▼

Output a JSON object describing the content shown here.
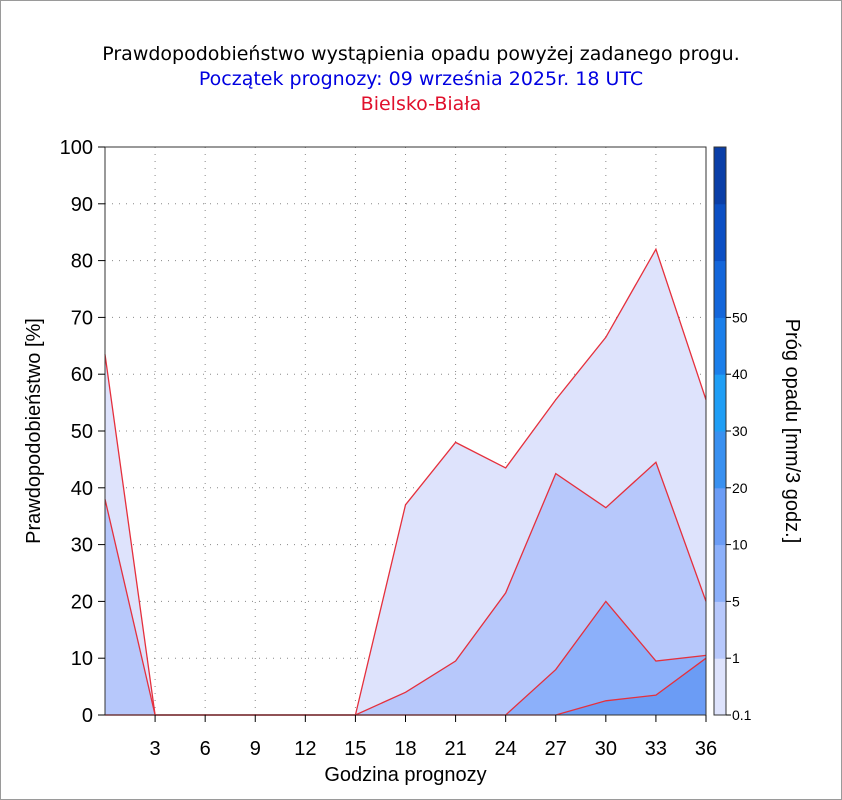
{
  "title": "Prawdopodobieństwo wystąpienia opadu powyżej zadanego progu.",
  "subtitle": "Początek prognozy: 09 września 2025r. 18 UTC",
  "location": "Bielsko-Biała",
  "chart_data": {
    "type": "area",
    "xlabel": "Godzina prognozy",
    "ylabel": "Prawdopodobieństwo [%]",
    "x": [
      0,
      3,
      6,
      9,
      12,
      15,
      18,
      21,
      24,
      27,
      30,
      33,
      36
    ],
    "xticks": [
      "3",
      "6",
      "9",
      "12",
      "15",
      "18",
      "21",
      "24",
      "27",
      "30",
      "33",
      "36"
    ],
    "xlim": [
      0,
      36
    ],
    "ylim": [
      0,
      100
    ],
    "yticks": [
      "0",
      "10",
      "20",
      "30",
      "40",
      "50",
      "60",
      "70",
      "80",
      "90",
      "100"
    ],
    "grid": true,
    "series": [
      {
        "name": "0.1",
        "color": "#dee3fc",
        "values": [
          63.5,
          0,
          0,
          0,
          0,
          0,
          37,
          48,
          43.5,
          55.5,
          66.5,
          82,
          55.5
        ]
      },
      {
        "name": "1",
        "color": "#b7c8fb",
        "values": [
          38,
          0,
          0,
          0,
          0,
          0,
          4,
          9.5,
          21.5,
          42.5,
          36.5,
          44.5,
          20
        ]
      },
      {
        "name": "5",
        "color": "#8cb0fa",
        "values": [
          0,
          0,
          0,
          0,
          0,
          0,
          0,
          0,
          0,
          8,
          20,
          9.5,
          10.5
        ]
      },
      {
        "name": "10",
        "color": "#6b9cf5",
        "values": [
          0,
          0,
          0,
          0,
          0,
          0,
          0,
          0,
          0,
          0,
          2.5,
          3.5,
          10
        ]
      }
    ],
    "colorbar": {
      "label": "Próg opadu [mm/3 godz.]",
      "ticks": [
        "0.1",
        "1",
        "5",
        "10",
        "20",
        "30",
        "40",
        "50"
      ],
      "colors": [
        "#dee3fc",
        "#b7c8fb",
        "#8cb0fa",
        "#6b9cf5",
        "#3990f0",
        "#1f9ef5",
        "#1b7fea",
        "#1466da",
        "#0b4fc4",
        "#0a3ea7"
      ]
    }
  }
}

▲
▼

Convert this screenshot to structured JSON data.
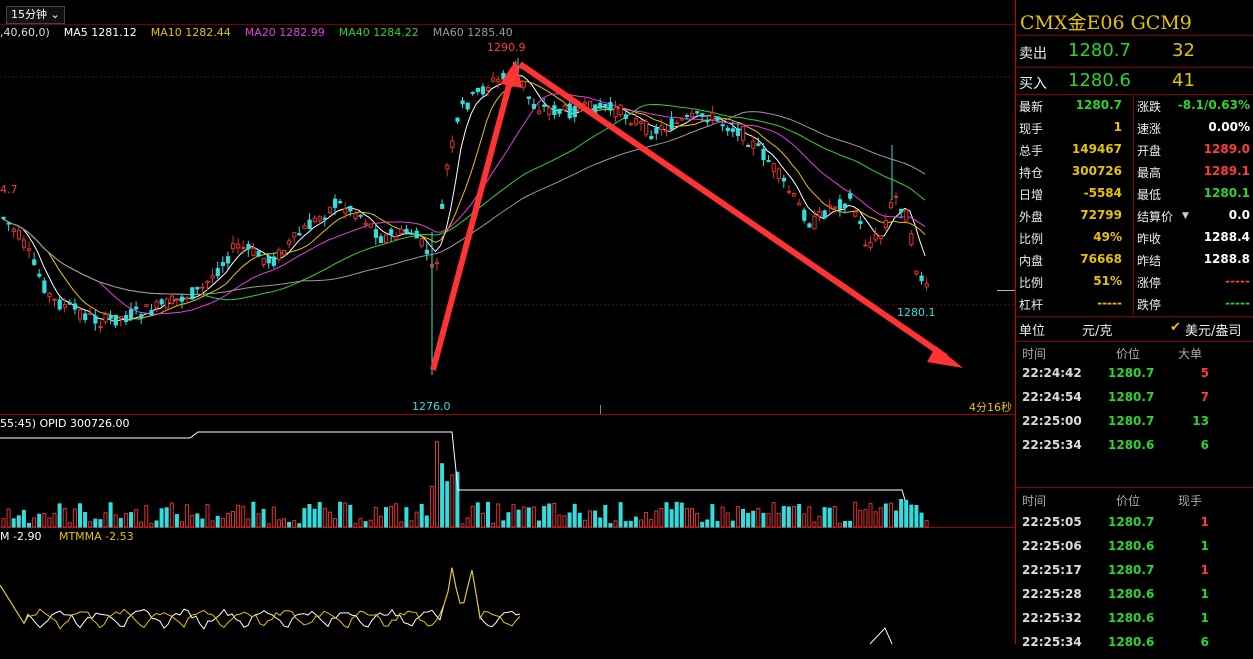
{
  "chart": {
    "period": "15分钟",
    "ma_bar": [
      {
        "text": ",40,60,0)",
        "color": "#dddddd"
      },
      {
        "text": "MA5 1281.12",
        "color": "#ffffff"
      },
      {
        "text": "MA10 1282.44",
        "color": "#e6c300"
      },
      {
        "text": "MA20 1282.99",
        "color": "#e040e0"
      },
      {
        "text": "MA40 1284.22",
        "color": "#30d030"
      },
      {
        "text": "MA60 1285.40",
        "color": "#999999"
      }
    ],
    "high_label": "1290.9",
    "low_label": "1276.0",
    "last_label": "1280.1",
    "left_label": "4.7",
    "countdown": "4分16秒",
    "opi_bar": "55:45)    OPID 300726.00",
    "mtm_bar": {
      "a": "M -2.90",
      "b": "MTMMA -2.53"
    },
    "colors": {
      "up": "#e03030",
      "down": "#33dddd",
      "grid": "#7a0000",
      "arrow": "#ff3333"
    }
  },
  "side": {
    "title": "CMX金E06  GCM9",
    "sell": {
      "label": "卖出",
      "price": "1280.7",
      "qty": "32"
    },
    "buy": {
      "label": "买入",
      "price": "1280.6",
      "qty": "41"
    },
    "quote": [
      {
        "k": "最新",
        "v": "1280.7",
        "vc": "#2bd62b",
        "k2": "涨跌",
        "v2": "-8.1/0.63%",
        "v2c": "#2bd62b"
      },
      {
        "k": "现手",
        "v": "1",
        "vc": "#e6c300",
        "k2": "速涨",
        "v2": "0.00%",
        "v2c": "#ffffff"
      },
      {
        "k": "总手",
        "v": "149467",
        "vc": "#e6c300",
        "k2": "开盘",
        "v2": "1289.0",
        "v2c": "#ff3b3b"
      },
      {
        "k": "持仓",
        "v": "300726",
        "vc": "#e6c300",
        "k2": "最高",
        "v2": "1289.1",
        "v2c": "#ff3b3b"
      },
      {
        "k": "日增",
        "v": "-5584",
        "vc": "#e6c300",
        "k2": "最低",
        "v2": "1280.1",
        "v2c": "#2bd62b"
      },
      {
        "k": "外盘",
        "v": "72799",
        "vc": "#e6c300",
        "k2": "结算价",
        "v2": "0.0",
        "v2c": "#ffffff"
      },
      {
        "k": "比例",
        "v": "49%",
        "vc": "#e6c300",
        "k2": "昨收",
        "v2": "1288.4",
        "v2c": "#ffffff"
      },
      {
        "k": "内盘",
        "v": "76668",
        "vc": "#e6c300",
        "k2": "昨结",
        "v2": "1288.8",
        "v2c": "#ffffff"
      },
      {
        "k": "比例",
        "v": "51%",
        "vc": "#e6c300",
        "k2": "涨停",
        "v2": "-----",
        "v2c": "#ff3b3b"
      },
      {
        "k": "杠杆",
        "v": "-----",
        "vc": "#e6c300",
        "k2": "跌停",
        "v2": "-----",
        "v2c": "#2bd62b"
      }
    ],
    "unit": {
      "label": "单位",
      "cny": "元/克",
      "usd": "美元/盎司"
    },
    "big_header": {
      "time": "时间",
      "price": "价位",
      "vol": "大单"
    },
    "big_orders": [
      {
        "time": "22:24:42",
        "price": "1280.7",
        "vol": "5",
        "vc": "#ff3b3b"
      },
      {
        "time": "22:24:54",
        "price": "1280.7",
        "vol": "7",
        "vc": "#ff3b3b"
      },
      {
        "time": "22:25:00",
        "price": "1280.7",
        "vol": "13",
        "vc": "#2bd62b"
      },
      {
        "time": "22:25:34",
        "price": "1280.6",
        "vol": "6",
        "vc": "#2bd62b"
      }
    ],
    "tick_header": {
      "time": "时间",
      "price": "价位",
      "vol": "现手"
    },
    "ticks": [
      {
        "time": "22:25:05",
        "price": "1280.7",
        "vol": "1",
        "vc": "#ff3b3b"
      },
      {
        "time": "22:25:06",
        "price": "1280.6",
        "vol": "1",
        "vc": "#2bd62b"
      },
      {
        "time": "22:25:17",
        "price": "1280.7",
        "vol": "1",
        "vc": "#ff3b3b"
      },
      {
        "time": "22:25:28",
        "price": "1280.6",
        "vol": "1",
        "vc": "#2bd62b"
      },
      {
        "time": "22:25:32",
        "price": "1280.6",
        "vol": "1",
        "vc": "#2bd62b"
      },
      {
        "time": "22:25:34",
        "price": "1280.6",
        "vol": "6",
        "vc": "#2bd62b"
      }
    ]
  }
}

▲

> **SHORT TASK**
List the lines of the entries that include "opadu".

> **RESPONSE BELOW**
  "title": "Prawdopodobieństwo wystąpienia opadu powyżej zadanego progu.",
      "label": "Próg opadu [mm/3 godz.]",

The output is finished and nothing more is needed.